(Data extracted from a collection)
==================================================

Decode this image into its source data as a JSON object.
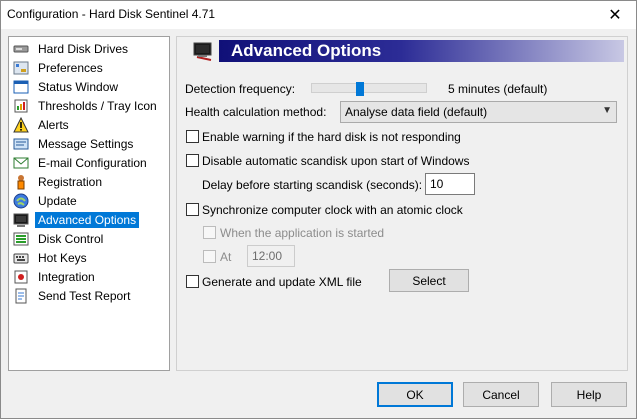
{
  "window": {
    "title": "Configuration  -  Hard Disk Sentinel 4.71",
    "close_glyph": "✕"
  },
  "sidebar": {
    "items": [
      {
        "label": "Hard Disk Drives",
        "icon": "hard-disk-icon"
      },
      {
        "label": "Preferences",
        "icon": "preferences-icon"
      },
      {
        "label": "Status Window",
        "icon": "status-window-icon"
      },
      {
        "label": "Thresholds / Tray Icon",
        "icon": "thresholds-icon"
      },
      {
        "label": "Alerts",
        "icon": "alert-icon"
      },
      {
        "label": "Message Settings",
        "icon": "message-icon"
      },
      {
        "label": "E-mail Configuration",
        "icon": "email-icon"
      },
      {
        "label": "Registration",
        "icon": "registration-icon"
      },
      {
        "label": "Update",
        "icon": "update-icon"
      },
      {
        "label": "Advanced Options",
        "icon": "advanced-options-icon",
        "selected": true
      },
      {
        "label": "Disk Control",
        "icon": "disk-control-icon"
      },
      {
        "label": "Hot Keys",
        "icon": "hot-keys-icon"
      },
      {
        "label": "Integration",
        "icon": "integration-icon"
      },
      {
        "label": "Send Test Report",
        "icon": "send-report-icon"
      }
    ]
  },
  "panel": {
    "title": "Advanced Options",
    "detection": {
      "label": "Detection frequency:",
      "value": "5 minutes (default)"
    },
    "health": {
      "label": "Health calculation method:",
      "selected": "Analyse data field (default)"
    },
    "warn_not_responding": {
      "label": "Enable warning if the hard disk is not responding",
      "checked": false
    },
    "disable_scandisk": {
      "label": "Disable automatic scandisk upon start of Windows",
      "checked": false
    },
    "delay": {
      "label": "Delay before starting scandisk (seconds):",
      "value": "10"
    },
    "sync_clock": {
      "label": "Synchronize computer clock with an atomic clock",
      "checked": false
    },
    "when_started": {
      "label": "When the application is started",
      "checked": false
    },
    "at": {
      "label": "At",
      "value": "12:00",
      "checked": false
    },
    "xml": {
      "label": "Generate and update XML file",
      "checked": false
    },
    "select_button": "Select"
  },
  "footer": {
    "ok": "OK",
    "cancel": "Cancel",
    "help": "Help"
  },
  "colors": {
    "selection": "#0078d7",
    "header_gradient_start": "#101078",
    "header_gradient_end": "#c8c8e4"
  }
}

==================================================

**The task**
Transcribe the whole listing exactly. Pictures are excluded.

**Complete answer**
Decode this image into its source data as a JSON object.
{
  "window": {
    "title": "Configuration  -  Hard Disk Sentinel 4.71",
    "close_glyph": "✕"
  },
  "sidebar": {
    "items": [
      {
        "label": "Hard Disk Drives",
        "icon": "hard-disk-icon"
      },
      {
        "label": "Preferences",
        "icon": "preferences-icon"
      },
      {
        "label": "Status Window",
        "icon": "status-window-icon"
      },
      {
        "label": "Thresholds / Tray Icon",
        "icon": "thresholds-icon"
      },
      {
        "label": "Alerts",
        "icon": "alert-icon"
      },
      {
        "label": "Message Settings",
        "icon": "message-icon"
      },
      {
        "label": "E-mail Configuration",
        "icon": "email-icon"
      },
      {
        "label": "Registration",
        "icon": "registration-icon"
      },
      {
        "label": "Update",
        "icon": "update-icon"
      },
      {
        "label": "Advanced Options",
        "icon": "advanced-options-icon",
        "selected": true
      },
      {
        "label": "Disk Control",
        "icon": "disk-control-icon"
      },
      {
        "label": "Hot Keys",
        "icon": "hot-keys-icon"
      },
      {
        "label": "Integration",
        "icon": "integration-icon"
      },
      {
        "label": "Send Test Report",
        "icon": "send-report-icon"
      }
    ]
  },
  "panel": {
    "title": "Advanced Options",
    "detection": {
      "label": "Detection frequency:",
      "value": "5 minutes (default)"
    },
    "health": {
      "label": "Health calculation method:",
      "selected": "Analyse data field (default)"
    },
    "warn_not_responding": {
      "label": "Enable warning if the hard disk is not responding",
      "checked": false
    },
    "disable_scandisk": {
      "label": "Disable automatic scandisk upon start of Windows",
      "checked": false
    },
    "delay": {
      "label": "Delay before starting scandisk (seconds):",
      "value": "10"
    },
    "sync_clock": {
      "label": "Synchronize computer clock with an atomic clock",
      "checked": false
    },
    "when_started": {
      "label": "When the application is started",
      "checked": false
    },
    "at": {
      "label": "At",
      "value": "12:00",
      "checked": false
    },
    "xml": {
      "label": "Generate and update XML file",
      "checked": false
    },
    "select_button": "Select"
  },
  "footer": {
    "ok": "OK",
    "cancel": "Cancel",
    "help": "Help"
  },
  "colors": {
    "selection": "#0078d7",
    "header_gradient_start": "#101078",
    "header_gradient_end": "#c8c8e4"
  }
}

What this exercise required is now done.